-- PASSAGE SHOWN follows --
In the HFIM dlc we're pretty clearly playing a fish version of Jimbalaya, and the whole game is about how a capitalistic system ruins people (fish) and those that climb up help perpetuate the system and those that go down just get eaten. So it's pretty interesting to me that Jimbalaya fish even after consuming other fish and items... keeps going down.
But it was the third QnA that sealed it for me. Curly's hobbies are around a lot of friends and family that he could join interesting things. And of course play snow sports in Winter. Winter snow sports... which let's be honest is a pretty expensive hobby to have. Meanwhile, Jimbalaya can't afford any hobbies other than joining one with Curly.
I think this kinda just adds more fuel for Jimbalaya to both envy yet aspire to be like Curly.
I dunno, it's just fascinating to me watching so many fans claim the "struggles" were so obviously to do with crime when most of the current evidence I noticed seems to point towards money related issues.
-🌟 Anon
I think both are valid and valuable interpretations that’s the MW fandom makes but I think the major problem with it is the severity in which they make Jimmy out to be every factor wrong with men in society.
Like I think it’s interesting to use the idea he has some record, misdemeanors/petty stuff, that has complied to make his life more difficult. It’s all his own doing for his entitlement and general behavior but it can also be used to comment on Capitalism banking on desperation and envy. A lot of his actions are desperate because he knows his crimes on the Tulpar will make it virtually to climb any ladder, anywhere anymore due to their weight. Like in the end the problem is undeniably how the proverbial rat race creates environments that fosters Jimmy’s and creates ineffective systems like Curly represents.
Curly on the other hand benefits from the corporate part of it with his financial freedom, stability and prestige but he too is socially stagnant, deeply unhappy in the identities placed on to him and unrecognizable as anything other than a cog in the machine. I think this goes in tandem with the other members too as the identities placed onto them in the scenario all represent stages in capitalism and class discrepancies: Anya represents largely marginalized identities (particularly women in blue collar fields/harassment) and how they ultimately have to fend for themselves. Daisuke a sort of perception of both a class between Curly and the rest, protected no matter the effects of the establishment due to his home life but at the same time he is the metaphorical future gen, things stripped from him as the older generations squabble amongst themselves in private conversations leaving him unequipped. Then there’s Swansea being sort of those who have lived through it, knowing how it ends but ultimately still lack the skills, resources and want to change it, letting it cycle.
-- PASSAGE SHOWN concluded --
-- INFORMATION SUPPLIED follows --
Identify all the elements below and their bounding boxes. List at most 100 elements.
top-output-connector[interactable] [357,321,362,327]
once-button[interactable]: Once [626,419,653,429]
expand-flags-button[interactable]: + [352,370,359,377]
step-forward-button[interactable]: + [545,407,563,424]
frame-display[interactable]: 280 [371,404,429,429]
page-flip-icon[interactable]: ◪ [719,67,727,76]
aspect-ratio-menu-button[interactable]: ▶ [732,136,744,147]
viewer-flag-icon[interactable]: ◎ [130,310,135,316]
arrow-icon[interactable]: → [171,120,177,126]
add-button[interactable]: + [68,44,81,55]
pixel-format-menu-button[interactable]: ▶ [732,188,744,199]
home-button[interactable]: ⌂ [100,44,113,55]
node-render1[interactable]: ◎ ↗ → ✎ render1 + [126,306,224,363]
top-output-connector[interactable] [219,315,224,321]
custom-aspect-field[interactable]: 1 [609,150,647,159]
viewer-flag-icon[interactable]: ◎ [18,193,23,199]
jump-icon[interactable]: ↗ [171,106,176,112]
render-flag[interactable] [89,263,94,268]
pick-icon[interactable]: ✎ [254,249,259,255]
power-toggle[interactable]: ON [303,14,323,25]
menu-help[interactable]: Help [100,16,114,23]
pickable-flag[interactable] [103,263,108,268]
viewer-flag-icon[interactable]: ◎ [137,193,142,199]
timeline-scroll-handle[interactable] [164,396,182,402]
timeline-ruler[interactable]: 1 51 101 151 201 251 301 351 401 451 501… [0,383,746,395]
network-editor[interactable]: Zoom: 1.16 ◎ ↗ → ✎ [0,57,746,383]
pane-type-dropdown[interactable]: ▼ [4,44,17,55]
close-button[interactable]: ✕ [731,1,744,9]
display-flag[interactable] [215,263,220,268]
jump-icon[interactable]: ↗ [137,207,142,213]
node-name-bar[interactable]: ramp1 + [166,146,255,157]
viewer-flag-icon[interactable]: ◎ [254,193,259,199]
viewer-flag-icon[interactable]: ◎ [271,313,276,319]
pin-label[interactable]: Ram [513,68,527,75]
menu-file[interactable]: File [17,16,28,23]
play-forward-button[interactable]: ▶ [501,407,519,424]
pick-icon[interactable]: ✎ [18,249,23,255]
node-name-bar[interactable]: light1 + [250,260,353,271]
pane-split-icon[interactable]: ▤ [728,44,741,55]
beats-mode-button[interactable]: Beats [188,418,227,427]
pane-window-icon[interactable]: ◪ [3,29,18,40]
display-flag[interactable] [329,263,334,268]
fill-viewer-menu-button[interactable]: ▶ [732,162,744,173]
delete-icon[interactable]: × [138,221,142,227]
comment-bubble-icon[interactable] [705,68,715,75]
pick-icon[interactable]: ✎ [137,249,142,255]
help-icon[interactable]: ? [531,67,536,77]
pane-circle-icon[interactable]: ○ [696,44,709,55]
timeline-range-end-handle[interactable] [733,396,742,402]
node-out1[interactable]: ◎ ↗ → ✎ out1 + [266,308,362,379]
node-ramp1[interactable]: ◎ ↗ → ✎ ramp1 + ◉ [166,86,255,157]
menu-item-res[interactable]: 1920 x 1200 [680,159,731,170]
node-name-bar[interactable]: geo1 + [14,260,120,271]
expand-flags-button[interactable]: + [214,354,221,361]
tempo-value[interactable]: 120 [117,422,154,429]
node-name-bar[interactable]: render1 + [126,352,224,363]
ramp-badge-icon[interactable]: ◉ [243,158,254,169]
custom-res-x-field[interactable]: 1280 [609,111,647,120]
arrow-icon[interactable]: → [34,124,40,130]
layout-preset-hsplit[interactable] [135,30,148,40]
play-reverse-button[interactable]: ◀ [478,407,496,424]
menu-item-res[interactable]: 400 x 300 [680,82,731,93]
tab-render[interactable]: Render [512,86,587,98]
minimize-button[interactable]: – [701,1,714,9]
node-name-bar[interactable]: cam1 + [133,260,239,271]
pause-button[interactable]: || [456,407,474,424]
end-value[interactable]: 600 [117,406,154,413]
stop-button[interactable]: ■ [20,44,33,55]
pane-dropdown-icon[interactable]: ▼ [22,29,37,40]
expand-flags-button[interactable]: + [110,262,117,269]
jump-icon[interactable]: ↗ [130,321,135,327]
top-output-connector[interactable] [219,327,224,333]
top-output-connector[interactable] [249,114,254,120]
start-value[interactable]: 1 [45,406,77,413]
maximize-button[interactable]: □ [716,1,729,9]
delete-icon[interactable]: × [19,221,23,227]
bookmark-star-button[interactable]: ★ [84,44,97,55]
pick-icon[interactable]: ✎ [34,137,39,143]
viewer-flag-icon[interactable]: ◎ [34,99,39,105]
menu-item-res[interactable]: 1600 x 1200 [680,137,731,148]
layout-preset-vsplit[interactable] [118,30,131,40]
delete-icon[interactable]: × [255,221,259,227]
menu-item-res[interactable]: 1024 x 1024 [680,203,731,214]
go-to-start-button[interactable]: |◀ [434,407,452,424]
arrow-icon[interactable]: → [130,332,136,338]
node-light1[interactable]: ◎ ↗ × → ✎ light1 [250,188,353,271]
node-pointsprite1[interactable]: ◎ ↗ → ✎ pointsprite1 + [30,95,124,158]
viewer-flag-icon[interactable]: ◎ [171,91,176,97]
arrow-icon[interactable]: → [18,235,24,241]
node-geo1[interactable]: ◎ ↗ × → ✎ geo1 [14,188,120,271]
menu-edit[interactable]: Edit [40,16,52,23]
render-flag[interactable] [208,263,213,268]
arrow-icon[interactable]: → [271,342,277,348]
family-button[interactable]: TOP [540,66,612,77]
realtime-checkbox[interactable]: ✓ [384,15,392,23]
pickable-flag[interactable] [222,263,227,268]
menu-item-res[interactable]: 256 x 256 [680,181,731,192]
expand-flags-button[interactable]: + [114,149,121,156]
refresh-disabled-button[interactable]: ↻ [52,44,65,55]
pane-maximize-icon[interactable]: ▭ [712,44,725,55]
-- INFORMATION SUPPLIED concluded --
YOUR ASSIGNMENT.
Answer these questions about the passage on the characters:
(a) What does Curly do in winter?
(b) What hobby can Jimbalaya afford?
(c) What does Anya represent?
The entries aren't needed to complete the work on this page.

REPLY TO THE EXERCISE.
(a) He plays snow sports.
(b) Only joining one of Curly's hobbies.
(c) Largely marginalized identities, particularly women in blue-collar fields and harassment, and how they ultimately have to fend for themselves.